What the task requires: Go through the material below, count the lines with the word "title", and reply with the count alone.

Records supplied:
## start

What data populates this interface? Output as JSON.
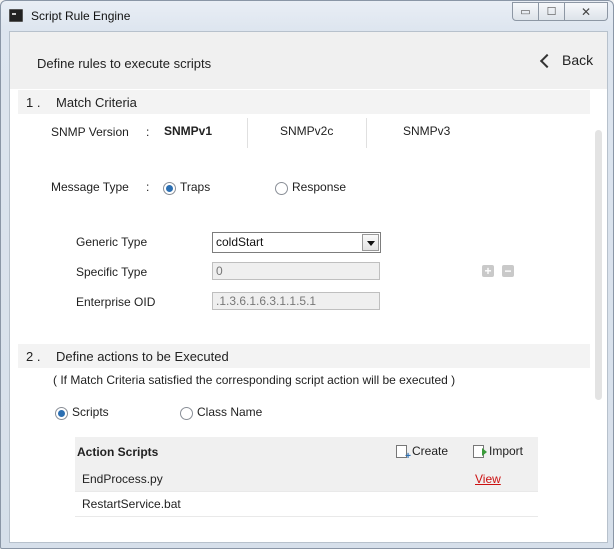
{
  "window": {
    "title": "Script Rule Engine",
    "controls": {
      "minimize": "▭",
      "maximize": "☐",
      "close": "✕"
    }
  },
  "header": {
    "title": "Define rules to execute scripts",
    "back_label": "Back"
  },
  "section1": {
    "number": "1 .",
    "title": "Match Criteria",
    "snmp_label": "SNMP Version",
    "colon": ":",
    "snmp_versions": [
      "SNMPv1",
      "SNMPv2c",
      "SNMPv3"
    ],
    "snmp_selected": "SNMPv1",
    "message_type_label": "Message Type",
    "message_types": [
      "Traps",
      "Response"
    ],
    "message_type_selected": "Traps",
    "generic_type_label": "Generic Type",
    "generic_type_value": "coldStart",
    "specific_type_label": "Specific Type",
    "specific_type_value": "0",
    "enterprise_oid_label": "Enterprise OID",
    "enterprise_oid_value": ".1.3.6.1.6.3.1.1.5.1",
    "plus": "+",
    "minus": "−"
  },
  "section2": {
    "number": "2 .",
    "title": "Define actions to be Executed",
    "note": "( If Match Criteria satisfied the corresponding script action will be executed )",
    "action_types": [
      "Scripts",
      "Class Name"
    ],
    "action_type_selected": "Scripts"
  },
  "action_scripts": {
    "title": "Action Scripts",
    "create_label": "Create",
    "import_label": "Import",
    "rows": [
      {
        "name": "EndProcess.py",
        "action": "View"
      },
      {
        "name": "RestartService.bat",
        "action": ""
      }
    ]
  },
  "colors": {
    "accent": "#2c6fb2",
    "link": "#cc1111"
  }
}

## end

Task output: 5